TASK DESCRIPTION:
Show, in full, each line of the data that contains "thumb".

DATA LINES:
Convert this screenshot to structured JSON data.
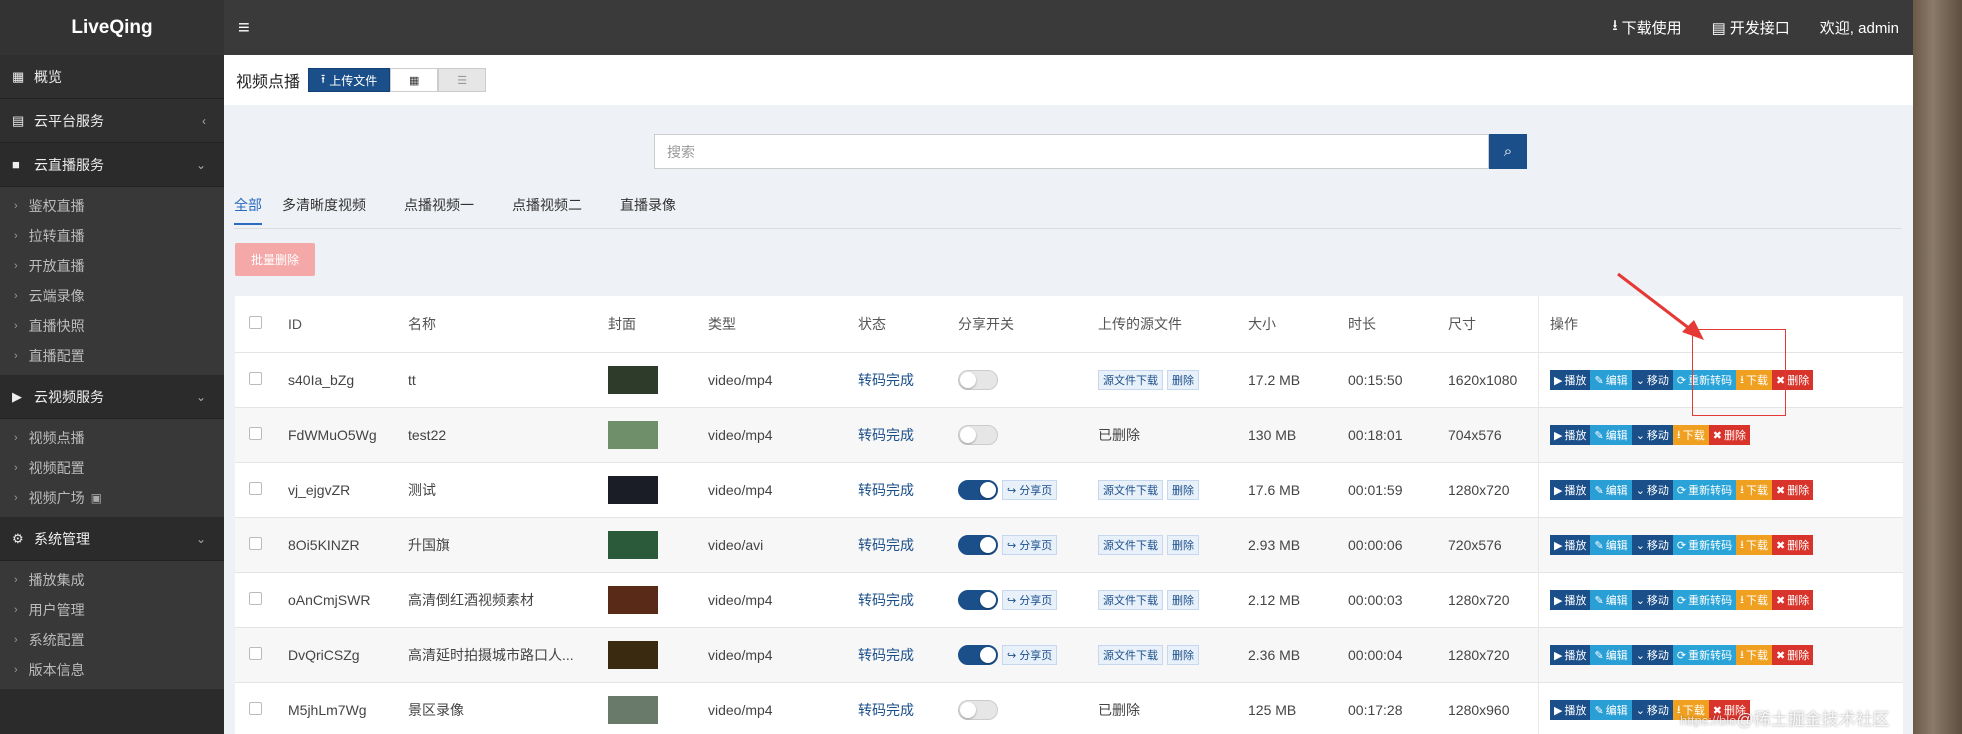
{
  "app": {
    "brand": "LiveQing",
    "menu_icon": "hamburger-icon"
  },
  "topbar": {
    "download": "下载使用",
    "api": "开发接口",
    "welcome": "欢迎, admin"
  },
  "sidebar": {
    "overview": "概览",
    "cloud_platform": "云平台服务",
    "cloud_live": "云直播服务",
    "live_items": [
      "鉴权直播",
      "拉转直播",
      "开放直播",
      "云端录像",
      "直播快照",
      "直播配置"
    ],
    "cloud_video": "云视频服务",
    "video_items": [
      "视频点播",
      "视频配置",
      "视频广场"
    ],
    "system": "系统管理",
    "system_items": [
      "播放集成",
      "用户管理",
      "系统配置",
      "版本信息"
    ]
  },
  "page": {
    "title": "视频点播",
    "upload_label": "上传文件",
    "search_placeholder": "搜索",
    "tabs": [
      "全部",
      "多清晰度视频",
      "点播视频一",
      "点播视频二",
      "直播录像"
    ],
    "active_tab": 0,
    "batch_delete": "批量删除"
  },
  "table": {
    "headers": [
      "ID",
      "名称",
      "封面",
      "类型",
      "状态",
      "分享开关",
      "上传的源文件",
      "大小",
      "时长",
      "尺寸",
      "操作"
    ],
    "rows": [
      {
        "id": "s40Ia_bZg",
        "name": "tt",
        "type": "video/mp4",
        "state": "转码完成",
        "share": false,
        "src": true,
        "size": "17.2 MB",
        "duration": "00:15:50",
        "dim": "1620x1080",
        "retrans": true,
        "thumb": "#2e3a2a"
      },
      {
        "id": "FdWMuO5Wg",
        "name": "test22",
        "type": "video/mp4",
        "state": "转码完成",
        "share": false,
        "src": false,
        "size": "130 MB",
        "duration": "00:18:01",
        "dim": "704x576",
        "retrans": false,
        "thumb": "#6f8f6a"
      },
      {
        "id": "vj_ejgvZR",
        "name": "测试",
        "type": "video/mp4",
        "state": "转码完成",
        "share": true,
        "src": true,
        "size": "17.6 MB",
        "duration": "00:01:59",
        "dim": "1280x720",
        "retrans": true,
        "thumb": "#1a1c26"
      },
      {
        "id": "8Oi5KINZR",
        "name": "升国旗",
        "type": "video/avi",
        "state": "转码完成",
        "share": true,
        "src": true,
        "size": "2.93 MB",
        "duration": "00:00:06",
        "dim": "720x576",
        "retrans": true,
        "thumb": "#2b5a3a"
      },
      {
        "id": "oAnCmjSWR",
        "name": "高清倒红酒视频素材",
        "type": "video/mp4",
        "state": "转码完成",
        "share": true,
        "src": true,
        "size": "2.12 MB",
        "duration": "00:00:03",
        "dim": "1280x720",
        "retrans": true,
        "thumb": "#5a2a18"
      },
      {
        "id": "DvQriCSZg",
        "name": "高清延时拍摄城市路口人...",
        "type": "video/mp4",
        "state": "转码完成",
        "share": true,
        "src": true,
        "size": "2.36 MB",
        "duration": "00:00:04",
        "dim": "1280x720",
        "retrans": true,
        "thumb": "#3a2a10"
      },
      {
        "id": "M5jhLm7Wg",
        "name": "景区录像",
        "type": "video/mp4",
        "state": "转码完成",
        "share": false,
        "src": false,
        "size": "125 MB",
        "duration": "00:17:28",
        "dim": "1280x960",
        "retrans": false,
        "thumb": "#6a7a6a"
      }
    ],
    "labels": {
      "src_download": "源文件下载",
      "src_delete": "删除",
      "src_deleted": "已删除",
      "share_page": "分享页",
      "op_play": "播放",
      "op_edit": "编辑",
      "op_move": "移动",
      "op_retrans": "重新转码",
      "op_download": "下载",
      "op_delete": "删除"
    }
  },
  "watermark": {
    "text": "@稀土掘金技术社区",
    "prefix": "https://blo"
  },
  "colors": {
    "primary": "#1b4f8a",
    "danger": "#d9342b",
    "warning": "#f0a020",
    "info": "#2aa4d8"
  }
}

FULL OUTPUT:
        "thumb": "#2e3a2a"
        "thumb": "#6f8f6a"
        "thumb": "#1a1c26"
        "thumb": "#2b5a3a"
        "thumb": "#5a2a18"
        "thumb": "#3a2a10"
        "thumb": "#6a7a6a"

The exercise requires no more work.